◆ DATA SHOWN
┌──

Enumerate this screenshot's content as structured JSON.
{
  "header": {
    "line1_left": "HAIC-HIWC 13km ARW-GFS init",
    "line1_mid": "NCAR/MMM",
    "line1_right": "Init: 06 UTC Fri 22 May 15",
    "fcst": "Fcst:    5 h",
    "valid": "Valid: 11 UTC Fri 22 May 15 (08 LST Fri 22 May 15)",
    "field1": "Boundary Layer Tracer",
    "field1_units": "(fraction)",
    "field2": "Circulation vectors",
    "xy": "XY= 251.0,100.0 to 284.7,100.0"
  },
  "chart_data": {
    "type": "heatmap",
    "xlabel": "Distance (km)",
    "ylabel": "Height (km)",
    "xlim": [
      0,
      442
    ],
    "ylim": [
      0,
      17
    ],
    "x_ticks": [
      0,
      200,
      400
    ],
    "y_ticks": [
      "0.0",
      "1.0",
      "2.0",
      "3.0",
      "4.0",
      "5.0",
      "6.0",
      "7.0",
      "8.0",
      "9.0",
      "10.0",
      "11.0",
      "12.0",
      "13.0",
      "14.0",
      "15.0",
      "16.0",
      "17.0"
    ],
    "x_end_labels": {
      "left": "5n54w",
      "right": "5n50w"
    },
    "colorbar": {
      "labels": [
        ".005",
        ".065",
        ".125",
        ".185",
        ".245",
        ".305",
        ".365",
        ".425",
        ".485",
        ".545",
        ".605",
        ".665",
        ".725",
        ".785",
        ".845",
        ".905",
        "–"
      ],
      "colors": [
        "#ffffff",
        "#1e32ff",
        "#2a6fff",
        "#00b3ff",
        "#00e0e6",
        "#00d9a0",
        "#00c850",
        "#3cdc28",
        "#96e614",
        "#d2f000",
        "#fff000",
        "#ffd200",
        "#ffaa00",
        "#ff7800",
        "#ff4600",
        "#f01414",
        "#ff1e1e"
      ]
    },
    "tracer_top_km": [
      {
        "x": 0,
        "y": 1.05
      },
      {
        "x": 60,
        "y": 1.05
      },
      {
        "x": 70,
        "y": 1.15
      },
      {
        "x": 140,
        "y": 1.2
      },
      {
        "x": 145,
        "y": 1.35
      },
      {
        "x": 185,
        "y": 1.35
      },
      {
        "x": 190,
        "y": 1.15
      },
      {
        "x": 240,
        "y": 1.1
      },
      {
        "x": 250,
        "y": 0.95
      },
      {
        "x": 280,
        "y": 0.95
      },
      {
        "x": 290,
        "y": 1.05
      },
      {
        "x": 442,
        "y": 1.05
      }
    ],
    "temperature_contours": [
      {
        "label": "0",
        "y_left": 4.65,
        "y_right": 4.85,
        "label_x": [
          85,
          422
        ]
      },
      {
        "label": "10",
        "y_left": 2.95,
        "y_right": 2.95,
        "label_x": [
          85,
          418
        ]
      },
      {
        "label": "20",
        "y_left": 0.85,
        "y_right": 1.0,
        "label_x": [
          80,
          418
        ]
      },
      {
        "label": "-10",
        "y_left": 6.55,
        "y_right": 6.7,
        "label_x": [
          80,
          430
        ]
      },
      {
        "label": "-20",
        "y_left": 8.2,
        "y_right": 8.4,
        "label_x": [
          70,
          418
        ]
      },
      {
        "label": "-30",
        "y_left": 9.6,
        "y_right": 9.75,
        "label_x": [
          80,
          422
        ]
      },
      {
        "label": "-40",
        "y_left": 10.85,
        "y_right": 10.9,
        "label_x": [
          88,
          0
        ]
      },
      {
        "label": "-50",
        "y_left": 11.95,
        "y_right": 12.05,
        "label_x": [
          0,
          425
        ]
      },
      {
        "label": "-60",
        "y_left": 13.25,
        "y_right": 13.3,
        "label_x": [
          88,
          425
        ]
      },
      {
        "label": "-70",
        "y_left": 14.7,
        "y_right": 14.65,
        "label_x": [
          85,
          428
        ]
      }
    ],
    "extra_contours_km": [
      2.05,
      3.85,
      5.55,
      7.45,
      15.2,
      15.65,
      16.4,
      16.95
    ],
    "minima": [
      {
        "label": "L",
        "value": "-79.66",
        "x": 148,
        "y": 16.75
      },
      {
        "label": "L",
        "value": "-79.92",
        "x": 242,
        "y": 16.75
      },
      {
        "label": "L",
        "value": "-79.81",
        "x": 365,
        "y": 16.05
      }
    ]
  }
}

└──

◆ SET TASK
All records above must be set down exactly, please.

◆ TASK SOLUTION
Enumerate this screenshot's content as structured JSON.
{
  "header": {
    "line1_left": "HAIC-HIWC 13km ARW-GFS init",
    "line1_mid": "NCAR/MMM",
    "line1_right": "Init: 06 UTC Fri 22 May 15",
    "fcst": "Fcst:    5 h",
    "valid": "Valid: 11 UTC Fri 22 May 15 (08 LST Fri 22 May 15)",
    "field1": "Boundary Layer Tracer",
    "field1_units": "(fraction)",
    "field2": "Circulation vectors",
    "xy": "XY= 251.0,100.0 to 284.7,100.0"
  },
  "chart_data": {
    "type": "heatmap",
    "xlabel": "Distance (km)",
    "ylabel": "Height (km)",
    "xlim": [
      0,
      442
    ],
    "ylim": [
      0,
      17
    ],
    "x_ticks": [
      0,
      200,
      400
    ],
    "y_ticks": [
      "0.0",
      "1.0",
      "2.0",
      "3.0",
      "4.0",
      "5.0",
      "6.0",
      "7.0",
      "8.0",
      "9.0",
      "10.0",
      "11.0",
      "12.0",
      "13.0",
      "14.0",
      "15.0",
      "16.0",
      "17.0"
    ],
    "x_end_labels": {
      "left": "5n54w",
      "right": "5n50w"
    },
    "colorbar": {
      "labels": [
        ".005",
        ".065",
        ".125",
        ".185",
        ".245",
        ".305",
        ".365",
        ".425",
        ".485",
        ".545",
        ".605",
        ".665",
        ".725",
        ".785",
        ".845",
        ".905",
        "–"
      ],
      "colors": [
        "#ffffff",
        "#1e32ff",
        "#2a6fff",
        "#00b3ff",
        "#00e0e6",
        "#00d9a0",
        "#00c850",
        "#3cdc28",
        "#96e614",
        "#d2f000",
        "#fff000",
        "#ffd200",
        "#ffaa00",
        "#ff7800",
        "#ff4600",
        "#f01414",
        "#ff1e1e"
      ]
    },
    "tracer_top_km": [
      {
        "x": 0,
        "y": 1.05
      },
      {
        "x": 60,
        "y": 1.05
      },
      {
        "x": 70,
        "y": 1.15
      },
      {
        "x": 140,
        "y": 1.2
      },
      {
        "x": 145,
        "y": 1.35
      },
      {
        "x": 185,
        "y": 1.35
      },
      {
        "x": 190,
        "y": 1.15
      },
      {
        "x": 240,
        "y": 1.1
      },
      {
        "x": 250,
        "y": 0.95
      },
      {
        "x": 280,
        "y": 0.95
      },
      {
        "x": 290,
        "y": 1.05
      },
      {
        "x": 442,
        "y": 1.05
      }
    ],
    "temperature_contours": [
      {
        "label": "0",
        "y_left": 4.65,
        "y_right": 4.85,
        "label_x": [
          85,
          422
        ]
      },
      {
        "label": "10",
        "y_left": 2.95,
        "y_right": 2.95,
        "label_x": [
          85,
          418
        ]
      },
      {
        "label": "20",
        "y_left": 0.85,
        "y_right": 1.0,
        "label_x": [
          80,
          418
        ]
      },
      {
        "label": "-10",
        "y_left": 6.55,
        "y_right": 6.7,
        "label_x": [
          80,
          430
        ]
      },
      {
        "label": "-20",
        "y_left": 8.2,
        "y_right": 8.4,
        "label_x": [
          70,
          418
        ]
      },
      {
        "label": "-30",
        "y_left": 9.6,
        "y_right": 9.75,
        "label_x": [
          80,
          422
        ]
      },
      {
        "label": "-40",
        "y_left": 10.85,
        "y_right": 10.9,
        "label_x": [
          88,
          0
        ]
      },
      {
        "label": "-50",
        "y_left": 11.95,
        "y_right": 12.05,
        "label_x": [
          0,
          425
        ]
      },
      {
        "label": "-60",
        "y_left": 13.25,
        "y_right": 13.3,
        "label_x": [
          88,
          425
        ]
      },
      {
        "label": "-70",
        "y_left": 14.7,
        "y_right": 14.65,
        "label_x": [
          85,
          428
        ]
      }
    ],
    "extra_contours_km": [
      2.05,
      3.85,
      5.55,
      7.45,
      15.2,
      15.65,
      16.4,
      16.95
    ],
    "minima": [
      {
        "label": "L",
        "value": "-79.66",
        "x": 148,
        "y": 16.75
      },
      {
        "label": "L",
        "value": "-79.92",
        "x": 242,
        "y": 16.75
      },
      {
        "label": "L",
        "value": "-79.81",
        "x": 365,
        "y": 16.05
      }
    ]
  }
}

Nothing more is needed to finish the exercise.